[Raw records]
=-=-=-=-=

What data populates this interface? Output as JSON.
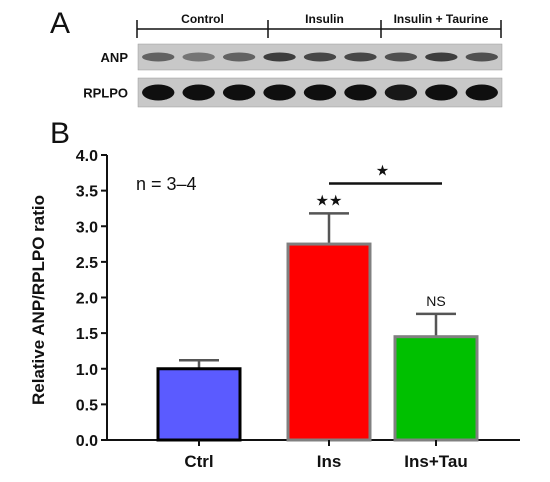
{
  "panel_a": {
    "letter": "A",
    "groups": [
      {
        "label": "Control",
        "lanes": 3
      },
      {
        "label": "Insulin",
        "lanes": 3
      },
      {
        "label": "Insulin + Taurine",
        "lanes": 3
      }
    ],
    "blots": [
      {
        "label": "ANP",
        "band_intensity": [
          0.55,
          0.45,
          0.55,
          0.75,
          0.7,
          0.7,
          0.65,
          0.75,
          0.65
        ]
      },
      {
        "label": "RPLPO",
        "band_intensity": [
          1,
          1,
          1,
          1,
          1,
          1,
          0.95,
          1,
          1
        ]
      }
    ]
  },
  "panel_b": {
    "letter": "B",
    "annotation": "n = 3–4"
  },
  "chart_data": {
    "type": "bar",
    "categories": [
      "Ctrl",
      "Ins",
      "Ins+Tau"
    ],
    "values": [
      1.0,
      2.75,
      1.45
    ],
    "errors": [
      0.12,
      0.43,
      0.32
    ],
    "colors": [
      "#5b5bff",
      "#ff0000",
      "#00c000"
    ],
    "edge_colors": [
      "#000000",
      "#808080",
      "#808080"
    ],
    "ylabel": "Relative ANP/RPLPO ratio",
    "xlabel": "",
    "ylim": [
      0,
      4.0
    ],
    "yticks": [
      0.0,
      0.5,
      1.0,
      1.5,
      2.0,
      2.5,
      3.0,
      3.5,
      4.0
    ],
    "bar_labels": [
      "",
      "★★",
      "NS"
    ],
    "comparisons": [
      {
        "from": "Ins",
        "to": "Ins+Tau",
        "label": "★",
        "y": 3.6
      }
    ]
  }
}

=-=-=-=-=

# Instructions to follow
All of the entries need to be transcribed word for word; pictures are left out.

# Finished exercise
What data populates this interface? Output as JSON.
{
  "panel_a": {
    "letter": "A",
    "groups": [
      {
        "label": "Control",
        "lanes": 3
      },
      {
        "label": "Insulin",
        "lanes": 3
      },
      {
        "label": "Insulin + Taurine",
        "lanes": 3
      }
    ],
    "blots": [
      {
        "label": "ANP",
        "band_intensity": [
          0.55,
          0.45,
          0.55,
          0.75,
          0.7,
          0.7,
          0.65,
          0.75,
          0.65
        ]
      },
      {
        "label": "RPLPO",
        "band_intensity": [
          1,
          1,
          1,
          1,
          1,
          1,
          0.95,
          1,
          1
        ]
      }
    ]
  },
  "panel_b": {
    "letter": "B",
    "annotation": "n = 3–4"
  },
  "chart_data": {
    "type": "bar",
    "categories": [
      "Ctrl",
      "Ins",
      "Ins+Tau"
    ],
    "values": [
      1.0,
      2.75,
      1.45
    ],
    "errors": [
      0.12,
      0.43,
      0.32
    ],
    "colors": [
      "#5b5bff",
      "#ff0000",
      "#00c000"
    ],
    "edge_colors": [
      "#000000",
      "#808080",
      "#808080"
    ],
    "ylabel": "Relative ANP/RPLPO ratio",
    "xlabel": "",
    "ylim": [
      0,
      4.0
    ],
    "yticks": [
      0.0,
      0.5,
      1.0,
      1.5,
      2.0,
      2.5,
      3.0,
      3.5,
      4.0
    ],
    "bar_labels": [
      "",
      "★★",
      "NS"
    ],
    "comparisons": [
      {
        "from": "Ins",
        "to": "Ins+Tau",
        "label": "★",
        "y": 3.6
      }
    ]
  }
}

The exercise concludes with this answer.